------ Material ------

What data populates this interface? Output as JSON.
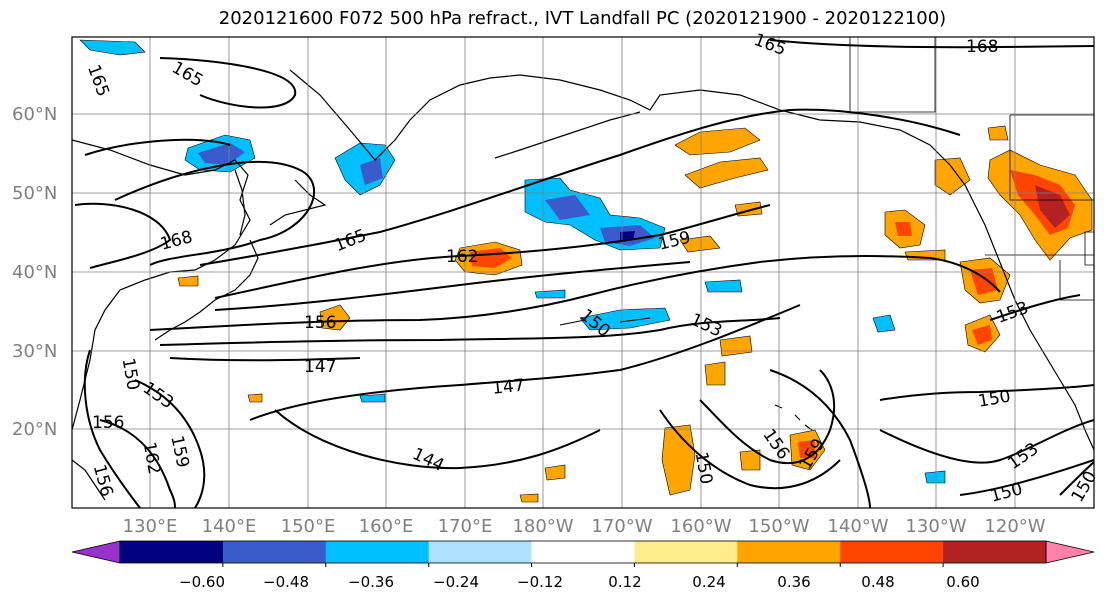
{
  "title": "2020121600 F072 500 hPa refract., IVT Landfall PC (2020121900 - 2020122100)",
  "map": {
    "lat_labels": [
      "60°N",
      "50°N",
      "40°N",
      "30°N",
      "20°N"
    ],
    "lon_labels": [
      "130°E",
      "140°E",
      "150°E",
      "160°E",
      "170°E",
      "180°W",
      "170°W",
      "160°W",
      "150°W",
      "140°W",
      "130°W",
      "120°W"
    ],
    "contour_labels": [
      "165",
      "165",
      "165",
      "168",
      "168",
      "165",
      "162",
      "159",
      "156",
      "153",
      "153",
      "150",
      "147",
      "147",
      "156",
      "153",
      "150",
      "156",
      "159",
      "162",
      "150",
      "144",
      "156",
      "159",
      "150",
      "153",
      "150",
      "150"
    ],
    "land_color": "#ffffff",
    "grid_color": "#808080"
  },
  "colorbar": {
    "ticks": [
      "−0.60",
      "−0.48",
      "−0.36",
      "−0.24",
      "−0.12",
      "0.12",
      "0.24",
      "0.36",
      "0.48",
      "0.60"
    ],
    "colors": [
      "#9932cc",
      "#000080",
      "#3a5bcc",
      "#00bfff",
      "#b0e2ff",
      "#ffffff",
      "#ffec8b",
      "#ffa500",
      "#ff4500",
      "#b22222",
      "#ff82ab"
    ]
  }
}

------

Exclude the pictures, and transcribe all of the material exactly.

What data populates this interface? Output as JSON.
{
  "title": "2020121600 F072 500 hPa refract., IVT Landfall PC (2020121900 - 2020122100)",
  "map": {
    "lat_labels": [
      "60°N",
      "50°N",
      "40°N",
      "30°N",
      "20°N"
    ],
    "lon_labels": [
      "130°E",
      "140°E",
      "150°E",
      "160°E",
      "170°E",
      "180°W",
      "170°W",
      "160°W",
      "150°W",
      "140°W",
      "130°W",
      "120°W"
    ],
    "contour_labels": [
      "165",
      "165",
      "165",
      "168",
      "168",
      "165",
      "162",
      "159",
      "156",
      "153",
      "153",
      "150",
      "147",
      "147",
      "156",
      "153",
      "150",
      "156",
      "159",
      "162",
      "150",
      "144",
      "156",
      "159",
      "150",
      "153",
      "150",
      "150"
    ],
    "land_color": "#ffffff",
    "grid_color": "#808080"
  },
  "colorbar": {
    "ticks": [
      "−0.60",
      "−0.48",
      "−0.36",
      "−0.24",
      "−0.12",
      "0.12",
      "0.24",
      "0.36",
      "0.48",
      "0.60"
    ],
    "colors": [
      "#9932cc",
      "#000080",
      "#3a5bcc",
      "#00bfff",
      "#b0e2ff",
      "#ffffff",
      "#ffec8b",
      "#ffa500",
      "#ff4500",
      "#b22222",
      "#ff82ab"
    ]
  }
}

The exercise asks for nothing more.